== Brano fornito
Gang criminali e fascino sui profughi cambogiani
Non è che i profughi cambogiani, ragazzini compresi, non cercassero di trovarsi un impiego, ma per la maggior parte di loro — avendo un’istruzione inferiore a quella liceale e una conoscenza limitata della lingua inglese — l’unica possibilità era quella di continuare a ricevere il sussidio. Le loro competenze li relegavano nella classe sociale che era stata destinata loro dalle autorità preposte alloro inserimento: forza-lavoro a basso costo per l’economia americana postindustriale.
Intere generazioni di immigrati poveri dipendevano da salari guadagnati lavorando nei campi, nelle fabbriche, nei ristoranti, facendo i giardinieri o gli inservienti. Il reddito percepito dalle donne era decisivo quando il padre di famiglia non guadagnava abbastanza, quando faceva il lavoratore stagionale o quando era assente. Ma, nonostante un’apparente richiesta di posti di lavoro in fabbrica, il pregiudizio, lo sfruttamento e l’esclusione spinsero molti immigrati poveri verso attività illegali. Le gang criminali non erano certo una rarità
Gli immigrati del Sudest asiatico hanno constatato che l’economia americana dei servizi non permette agli immigrati poco qualificati di passare rapidamente a un tipo di impiego che serva a mantenere un’intera famiglia.
Impieghi e condizioni di reddito così precari tra gli adulti vanno ad aggiungersi al problema degli adolescenti che vengono seguiti troppo poco dai genitori, dato che la famiglia è ogni giorno alla ricerca di denaro. Le gang di tipo familiare tendono a proliferare nei quartieri ghettizzati. E in questi stessi quartieri i giovani imparano a tener testa alla violenza, a usarla a loro volta e ad assumere ogni tipo di atteggiamento da duri.
Mentre le madri e le sorelle si occupavano della casa e facevano lavori sottopagati, molti adolescenti cambogiani hanno iniziato a frequentare la strada. Era questa l’arena pubblica dove dovevano affermarsi come giovani maschi americani, cioè come individui duri e autosufficienti, capaci di ottenere, in un mondo di povertà, violenza e razzismo senza pietà, il rispetto degli altri gruppi etnici e forse anche del proprio
Davanti alla mancanza di disciplina nelle scuole dei quartieri poveri e all’incertezza per il futuro, nacquero così molte gang che costituivano forme di socialità estemporanee, finalizzate a ottenere il dominio della strada, l’accesso a denaro facile e la protezione dalle gang rivali.
====
▸ **Istruzione scritta a**:
Riassumi in due frasi il brano sui profughi cambogiani e le gang.
== I dati
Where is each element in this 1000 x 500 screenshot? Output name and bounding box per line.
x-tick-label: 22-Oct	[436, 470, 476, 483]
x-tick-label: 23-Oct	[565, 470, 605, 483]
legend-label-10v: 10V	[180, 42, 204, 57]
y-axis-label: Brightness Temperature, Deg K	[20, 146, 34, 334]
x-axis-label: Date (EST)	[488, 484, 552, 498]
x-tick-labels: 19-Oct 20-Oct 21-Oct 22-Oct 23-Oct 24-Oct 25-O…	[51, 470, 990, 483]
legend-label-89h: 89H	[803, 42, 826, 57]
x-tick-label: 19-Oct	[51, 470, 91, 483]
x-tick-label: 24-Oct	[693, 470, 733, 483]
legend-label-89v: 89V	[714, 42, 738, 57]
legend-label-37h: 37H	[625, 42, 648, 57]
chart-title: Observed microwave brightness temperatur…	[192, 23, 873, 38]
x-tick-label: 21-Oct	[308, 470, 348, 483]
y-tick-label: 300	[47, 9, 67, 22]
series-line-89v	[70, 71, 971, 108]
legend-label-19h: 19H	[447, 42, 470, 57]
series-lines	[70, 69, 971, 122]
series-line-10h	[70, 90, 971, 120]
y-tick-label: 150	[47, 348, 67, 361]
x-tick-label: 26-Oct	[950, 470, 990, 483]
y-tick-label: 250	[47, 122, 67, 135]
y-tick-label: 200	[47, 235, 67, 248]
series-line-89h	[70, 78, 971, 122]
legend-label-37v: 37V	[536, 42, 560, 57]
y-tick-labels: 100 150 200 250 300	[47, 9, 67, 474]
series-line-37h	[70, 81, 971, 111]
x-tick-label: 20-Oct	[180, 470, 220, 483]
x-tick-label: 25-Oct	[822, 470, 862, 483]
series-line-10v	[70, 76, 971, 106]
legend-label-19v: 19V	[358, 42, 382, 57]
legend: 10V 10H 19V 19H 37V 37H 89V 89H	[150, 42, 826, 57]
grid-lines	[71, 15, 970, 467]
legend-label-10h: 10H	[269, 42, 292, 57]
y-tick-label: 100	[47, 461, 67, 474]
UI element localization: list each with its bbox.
====
== I dati
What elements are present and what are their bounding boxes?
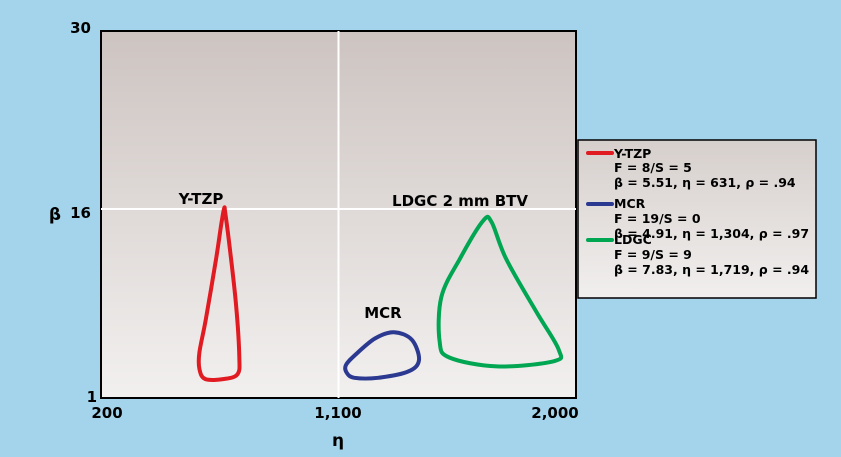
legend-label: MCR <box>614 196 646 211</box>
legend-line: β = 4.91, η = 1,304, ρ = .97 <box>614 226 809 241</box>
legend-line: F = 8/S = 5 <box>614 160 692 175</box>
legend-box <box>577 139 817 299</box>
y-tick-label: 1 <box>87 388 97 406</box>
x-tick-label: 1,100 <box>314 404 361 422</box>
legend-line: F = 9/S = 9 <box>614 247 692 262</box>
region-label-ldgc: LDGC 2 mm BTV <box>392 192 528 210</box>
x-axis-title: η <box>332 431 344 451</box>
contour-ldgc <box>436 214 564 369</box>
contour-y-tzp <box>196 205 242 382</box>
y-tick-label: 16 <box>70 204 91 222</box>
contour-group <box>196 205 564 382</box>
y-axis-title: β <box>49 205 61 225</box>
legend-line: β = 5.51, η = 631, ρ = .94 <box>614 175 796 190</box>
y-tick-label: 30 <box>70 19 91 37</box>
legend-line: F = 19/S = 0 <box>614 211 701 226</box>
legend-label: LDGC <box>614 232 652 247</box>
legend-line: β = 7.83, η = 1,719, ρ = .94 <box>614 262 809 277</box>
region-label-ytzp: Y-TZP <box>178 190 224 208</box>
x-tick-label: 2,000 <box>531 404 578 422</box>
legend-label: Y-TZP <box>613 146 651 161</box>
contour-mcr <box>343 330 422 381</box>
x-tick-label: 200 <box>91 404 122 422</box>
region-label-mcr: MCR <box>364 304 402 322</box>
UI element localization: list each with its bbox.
====
▸ **Istruzione scritta b**:
Restituisci senza cambiare nulla le righe dei dati, dalla riga che contiene "legend-label: MCR <box>614 196 646 211</box>" fino alla riga che contiene "y-tick-label: 1 <box>87 388 97 406</box>", comprese entrambe.

▸ **Risposta scritta a**:
Con poca istruzione e un inglese limitato, per la maggior parte dei profughi cambogiani l'unica possibilità era continuare a ricevere il sussidio, e il pregiudizio, lo sfruttamento e l'esclusione spinsero molti immigrati poveri verso attività illegali. Con le famiglie ogni giorno in cerca di denaro e scuole senza disciplina nei quartieri poveri, molti adolescenti cambogiani iniziarono a frequentare la strada, dove nacquero gang per dominarla, avere denaro facile e proteggersi dalle gang rivali.

▸ **Risposta scritta b**:
legend-label: MCR <box>614 196 646 211</box>
legend-line: β = 4.91, η = 1,304, ρ = .97 <box>614 226 809 241</box>
legend-line: F = 8/S = 5 <box>614 160 692 175</box>
legend-box <box>577 139 817 299</box>
y-tick-label: 1 <box>87 388 97 406</box>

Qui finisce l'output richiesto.